(Box coordinate listings)

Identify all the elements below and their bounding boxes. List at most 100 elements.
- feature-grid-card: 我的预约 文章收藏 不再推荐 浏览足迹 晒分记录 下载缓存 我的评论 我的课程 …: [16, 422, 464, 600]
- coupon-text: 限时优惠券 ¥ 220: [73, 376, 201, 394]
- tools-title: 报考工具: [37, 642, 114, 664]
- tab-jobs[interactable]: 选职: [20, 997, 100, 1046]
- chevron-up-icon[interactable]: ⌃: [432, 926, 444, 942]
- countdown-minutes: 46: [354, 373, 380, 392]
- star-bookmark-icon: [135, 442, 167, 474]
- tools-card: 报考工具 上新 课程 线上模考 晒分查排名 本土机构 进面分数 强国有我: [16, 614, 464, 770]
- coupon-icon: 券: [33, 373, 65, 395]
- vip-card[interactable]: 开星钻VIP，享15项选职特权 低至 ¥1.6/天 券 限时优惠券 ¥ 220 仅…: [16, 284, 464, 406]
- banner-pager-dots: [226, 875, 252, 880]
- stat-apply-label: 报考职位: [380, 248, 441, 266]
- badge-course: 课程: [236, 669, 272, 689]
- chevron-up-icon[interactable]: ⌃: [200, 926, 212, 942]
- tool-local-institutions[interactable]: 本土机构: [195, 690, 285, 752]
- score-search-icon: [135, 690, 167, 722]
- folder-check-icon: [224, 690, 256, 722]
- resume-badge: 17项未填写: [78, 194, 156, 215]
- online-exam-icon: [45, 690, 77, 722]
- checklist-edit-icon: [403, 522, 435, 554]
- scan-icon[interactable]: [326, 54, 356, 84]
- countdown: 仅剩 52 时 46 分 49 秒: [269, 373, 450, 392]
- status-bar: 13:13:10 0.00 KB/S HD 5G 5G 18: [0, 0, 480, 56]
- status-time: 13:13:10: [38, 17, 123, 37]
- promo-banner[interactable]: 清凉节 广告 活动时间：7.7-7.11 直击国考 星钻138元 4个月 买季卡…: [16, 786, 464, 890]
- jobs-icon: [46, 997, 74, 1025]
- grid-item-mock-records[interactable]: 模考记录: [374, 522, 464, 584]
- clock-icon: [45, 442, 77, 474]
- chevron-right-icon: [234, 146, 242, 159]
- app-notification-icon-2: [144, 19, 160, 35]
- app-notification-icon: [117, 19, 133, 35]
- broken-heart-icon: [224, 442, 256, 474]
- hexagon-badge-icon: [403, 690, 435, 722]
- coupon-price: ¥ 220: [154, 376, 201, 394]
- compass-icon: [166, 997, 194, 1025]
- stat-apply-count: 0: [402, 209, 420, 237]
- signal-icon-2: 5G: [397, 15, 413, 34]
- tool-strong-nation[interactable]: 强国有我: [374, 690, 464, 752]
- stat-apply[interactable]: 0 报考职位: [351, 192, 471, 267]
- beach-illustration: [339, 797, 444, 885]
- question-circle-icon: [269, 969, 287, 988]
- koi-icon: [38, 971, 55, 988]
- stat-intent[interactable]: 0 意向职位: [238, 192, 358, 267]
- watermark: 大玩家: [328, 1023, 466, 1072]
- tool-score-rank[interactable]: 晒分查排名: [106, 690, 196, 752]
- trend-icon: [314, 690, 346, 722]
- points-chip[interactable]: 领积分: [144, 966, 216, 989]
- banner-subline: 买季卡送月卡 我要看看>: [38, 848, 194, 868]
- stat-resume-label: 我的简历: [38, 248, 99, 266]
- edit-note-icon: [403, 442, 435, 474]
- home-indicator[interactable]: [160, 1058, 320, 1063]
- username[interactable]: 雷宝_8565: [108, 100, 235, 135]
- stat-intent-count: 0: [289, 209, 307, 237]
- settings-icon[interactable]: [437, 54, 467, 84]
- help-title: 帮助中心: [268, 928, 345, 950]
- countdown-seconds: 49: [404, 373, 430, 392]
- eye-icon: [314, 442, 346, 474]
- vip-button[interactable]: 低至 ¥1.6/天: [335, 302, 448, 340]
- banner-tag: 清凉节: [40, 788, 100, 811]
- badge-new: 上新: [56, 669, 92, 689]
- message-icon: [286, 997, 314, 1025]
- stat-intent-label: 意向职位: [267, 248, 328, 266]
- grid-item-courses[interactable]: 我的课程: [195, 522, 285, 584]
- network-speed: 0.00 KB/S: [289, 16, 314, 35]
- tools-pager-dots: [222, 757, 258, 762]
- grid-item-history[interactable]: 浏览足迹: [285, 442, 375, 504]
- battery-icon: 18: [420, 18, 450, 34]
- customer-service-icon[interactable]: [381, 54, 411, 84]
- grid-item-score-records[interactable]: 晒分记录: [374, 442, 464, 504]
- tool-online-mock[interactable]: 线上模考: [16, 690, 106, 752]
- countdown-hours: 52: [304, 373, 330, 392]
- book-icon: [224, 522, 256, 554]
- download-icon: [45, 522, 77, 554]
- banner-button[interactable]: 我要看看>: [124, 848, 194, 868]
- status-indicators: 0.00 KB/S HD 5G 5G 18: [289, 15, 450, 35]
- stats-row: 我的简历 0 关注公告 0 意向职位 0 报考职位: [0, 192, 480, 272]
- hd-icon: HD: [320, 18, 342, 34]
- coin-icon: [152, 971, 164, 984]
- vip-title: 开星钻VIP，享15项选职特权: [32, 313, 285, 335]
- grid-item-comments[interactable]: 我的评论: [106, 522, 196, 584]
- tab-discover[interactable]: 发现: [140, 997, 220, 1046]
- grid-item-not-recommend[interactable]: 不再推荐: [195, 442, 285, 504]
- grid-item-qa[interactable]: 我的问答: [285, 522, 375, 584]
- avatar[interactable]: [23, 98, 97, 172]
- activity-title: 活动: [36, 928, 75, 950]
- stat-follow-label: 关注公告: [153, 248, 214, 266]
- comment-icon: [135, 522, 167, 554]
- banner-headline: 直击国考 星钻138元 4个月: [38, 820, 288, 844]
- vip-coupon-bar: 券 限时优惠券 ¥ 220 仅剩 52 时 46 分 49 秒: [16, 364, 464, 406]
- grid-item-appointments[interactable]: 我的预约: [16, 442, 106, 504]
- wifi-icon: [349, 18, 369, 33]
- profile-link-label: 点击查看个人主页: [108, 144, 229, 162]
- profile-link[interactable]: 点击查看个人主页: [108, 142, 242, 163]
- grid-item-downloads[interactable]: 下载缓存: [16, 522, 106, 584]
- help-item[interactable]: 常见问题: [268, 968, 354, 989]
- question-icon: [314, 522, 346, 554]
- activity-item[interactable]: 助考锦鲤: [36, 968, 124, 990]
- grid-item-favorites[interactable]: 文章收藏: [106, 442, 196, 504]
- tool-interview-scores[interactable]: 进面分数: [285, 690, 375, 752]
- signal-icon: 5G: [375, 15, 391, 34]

Written task ::
Reproduce every line of the box coordinate listings above, leaving each entry unchanged.

Complete output ::
Identify all the elements below and their bounding boxes. List at most 100 elements.
- feature-grid-card: 我的预约 文章收藏 不再推荐 浏览足迹 晒分记录 下载缓存 我的评论 我的课程 …: [16, 422, 464, 600]
- coupon-text: 限时优惠券 ¥ 220: [73, 376, 201, 394]
- tools-title: 报考工具: [37, 642, 114, 664]
- tab-jobs[interactable]: 选职: [20, 997, 100, 1046]
- chevron-up-icon[interactable]: ⌃: [432, 926, 444, 942]
- countdown-minutes: 46: [354, 373, 380, 392]
- star-bookmark-icon: [135, 442, 167, 474]
- tools-card: 报考工具 上新 课程 线上模考 晒分查排名 本土机构 进面分数 强国有我: [16, 614, 464, 770]
- coupon-icon: 券: [33, 373, 65, 395]
- vip-card[interactable]: 开星钻VIP，享15项选职特权 低至 ¥1.6/天 券 限时优惠券 ¥ 220 仅…: [16, 284, 464, 406]
- banner-pager-dots: [226, 875, 252, 880]
- stat-apply-label: 报考职位: [380, 248, 441, 266]
- badge-course: 课程: [236, 669, 272, 689]
- chevron-up-icon[interactable]: ⌃: [200, 926, 212, 942]
- tool-local-institutions[interactable]: 本土机构: [195, 690, 285, 752]
- score-search-icon: [135, 690, 167, 722]
- folder-check-icon: [224, 690, 256, 722]
- resume-badge: 17项未填写: [78, 194, 156, 215]
- online-exam-icon: [45, 690, 77, 722]
- checklist-edit-icon: [403, 522, 435, 554]
- scan-icon[interactable]: [326, 54, 356, 84]
- countdown: 仅剩 52 时 46 分 49 秒: [269, 373, 450, 392]
- status-bar: 13:13:10 0.00 KB/S HD 5G 5G 18: [0, 0, 480, 56]
- status-time: 13:13:10: [38, 17, 123, 37]
- promo-banner[interactable]: 清凉节 广告 活动时间：7.7-7.11 直击国考 星钻138元 4个月 买季卡…: [16, 786, 464, 890]
- jobs-icon: [46, 997, 74, 1025]
- grid-item-mock-records[interactable]: 模考记录: [374, 522, 464, 584]
- clock-icon: [45, 442, 77, 474]
- chevron-right-icon: [234, 146, 242, 159]
- app-notification-icon-2: [144, 19, 160, 35]
- app-notification-icon: [117, 19, 133, 35]
- broken-heart-icon: [224, 442, 256, 474]
- hexagon-badge-icon: [403, 690, 435, 722]
- coupon-price: ¥ 220: [154, 376, 201, 394]
- compass-icon: [166, 997, 194, 1025]
- stat-apply-count: 0: [402, 209, 420, 237]
- signal-icon-2: 5G: [397, 15, 413, 34]
- tool-strong-nation[interactable]: 强国有我: [374, 690, 464, 752]
- stat-apply[interactable]: 0 报考职位: [351, 192, 471, 267]
- beach-illustration: [339, 797, 444, 885]
- question-circle-icon: [269, 969, 287, 988]
- koi-icon: [38, 971, 55, 988]
- stat-intent[interactable]: 0 意向职位: [238, 192, 358, 267]
- watermark: 大玩家: [328, 1023, 466, 1072]
- tool-score-rank[interactable]: 晒分查排名: [106, 690, 196, 752]
- trend-icon: [314, 690, 346, 722]
- points-chip[interactable]: 领积分: [144, 966, 216, 989]
- banner-subline: 买季卡送月卡 我要看看>: [38, 848, 194, 868]
- stat-resume-label: 我的简历: [38, 248, 99, 266]
- edit-note-icon: [403, 442, 435, 474]
- home-indicator[interactable]: [160, 1058, 320, 1063]
- username[interactable]: 雷宝_8565: [108, 100, 235, 135]
- stat-intent-count: 0: [289, 209, 307, 237]
- settings-icon[interactable]: [437, 54, 467, 84]
- help-title: 帮助中心: [268, 928, 345, 950]
- countdown-seconds: 49: [404, 373, 430, 392]
- eye-icon: [314, 442, 346, 474]
- vip-button[interactable]: 低至 ¥1.6/天: [335, 302, 448, 340]
- banner-tag: 清凉节: [40, 788, 100, 811]
- badge-new: 上新: [56, 669, 92, 689]
- message-icon: [286, 997, 314, 1025]
- stat-intent-label: 意向职位: [267, 248, 328, 266]
- grid-item-courses[interactable]: 我的课程: [195, 522, 285, 584]
- network-speed: 0.00 KB/S: [289, 16, 314, 35]
- tools-pager-dots: [222, 757, 258, 762]
- grid-item-history[interactable]: 浏览足迹: [285, 442, 375, 504]
- battery-icon: 18: [420, 18, 450, 34]
- customer-service-icon[interactable]: [381, 54, 411, 84]
- grid-item-score-records[interactable]: 晒分记录: [374, 442, 464, 504]
- tool-online-mock[interactable]: 线上模考: [16, 690, 106, 752]
- countdown-hours: 52: [304, 373, 330, 392]
- book-icon: [224, 522, 256, 554]
- download-icon: [45, 522, 77, 554]
- banner-button[interactable]: 我要看看>: [124, 848, 194, 868]
- status-indicators: 0.00 KB/S HD 5G 5G 18: [289, 15, 450, 35]
- stats-row: 我的简历 0 关注公告 0 意向职位 0 报考职位: [0, 192, 480, 272]
- hd-icon: HD: [320, 18, 342, 34]
- coin-icon: [152, 971, 164, 984]
- vip-title: 开星钻VIP，享15项选职特权: [32, 313, 285, 335]
- grid-item-comments[interactable]: 我的评论: [106, 522, 196, 584]
- tab-discover[interactable]: 发现: [140, 997, 220, 1046]
- grid-item-not-recommend[interactable]: 不再推荐: [195, 442, 285, 504]
- grid-item-qa[interactable]: 我的问答: [285, 522, 375, 584]
- avatar[interactable]: [23, 98, 97, 172]
- activity-title: 活动: [36, 928, 75, 950]
- stat-follow-label: 关注公告: [153, 248, 214, 266]
- comment-icon: [135, 522, 167, 554]
- banner-headline: 直击国考 星钻138元 4个月: [38, 820, 288, 844]
- vip-coupon-bar: 券 限时优惠券 ¥ 220 仅剩 52 时 46 分 49 秒: [16, 364, 464, 406]
- grid-item-appointments[interactable]: 我的预约: [16, 442, 106, 504]
- wifi-icon: [349, 18, 369, 33]
- profile-link-label: 点击查看个人主页: [108, 144, 229, 162]
- profile-link[interactable]: 点击查看个人主页: [108, 142, 242, 163]
- grid-item-downloads[interactable]: 下载缓存: [16, 522, 106, 584]
- help-item[interactable]: 常见问题: [268, 968, 354, 989]
- question-icon: [314, 522, 346, 554]
- activity-item[interactable]: 助考锦鲤: [36, 968, 124, 990]
- grid-item-favorites[interactable]: 文章收藏: [106, 442, 196, 504]
- tool-interview-scores[interactable]: 进面分数: [285, 690, 375, 752]
- signal-icon: 5G: [375, 15, 391, 34]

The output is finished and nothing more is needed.